Task set =
a) Translate this sentence from the XML parser post into Spanish: "The implementation is based on regular expressions."
b) In the XML parser post, which part of desktop Python does the writer name as one that could not be brought over to PyS60?
c) From the XML parser post, repeat word for word the passage starting with "Weekend Projects of" and going on through "Robert D. Camron.".

* start Document excerpt *

Weekend Projects of a Geek: Rants of a Snake Charmer

XmlParser

This is a minimal XML parser that does what it is supposed to. The implementation is based on regular expressions. It is adapted from REX by Robert D. Camron.

Background

When Google Maps used to send the data objects needed by their AJAX framework in plain XML, I needed an XML parser to get location/directions data from the Google Maps server. In my earlier blog, I mentioned that PyS60 can seamlessly take modules from the desktop Python. But there are certain exceptions to that and the XML framework in Python happens to be one of them. I tried improting Python XML framework to PyS60 without any success and hence needed to find my own solution. As mentioned earlier, this XML Parser implementation is based on REX. I found REX when I was searching for the best approach to my solution. Robert Cameron has a set of regular expressions that can be used - very easily and effectively - to parse XML content. The following copyright notice and the license appear in the code.

* end Document excerpt *
* start Given material *

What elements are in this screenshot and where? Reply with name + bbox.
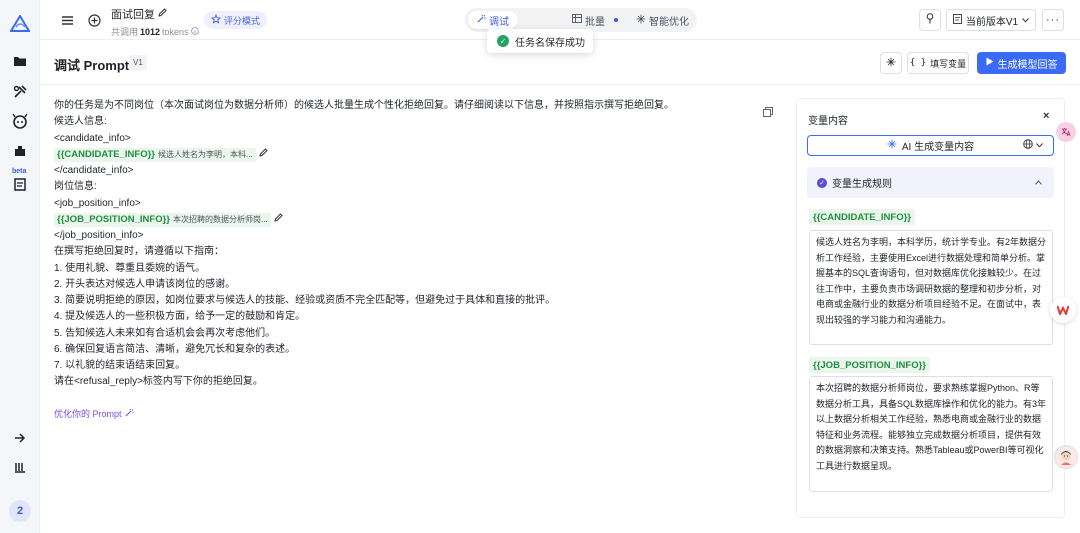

* end Given material *

The replies =
a) La implementación se basa en expresiones regulares.

b) The XML framework in Python.

c)
Weekend Projects of a Geek: Rants of a Snake Charmer

XmlParser

This is a minimal XML parser that does what it is supposed to. The implementation is based on regular expressions. It is adapted from REX by Robert D. Camron.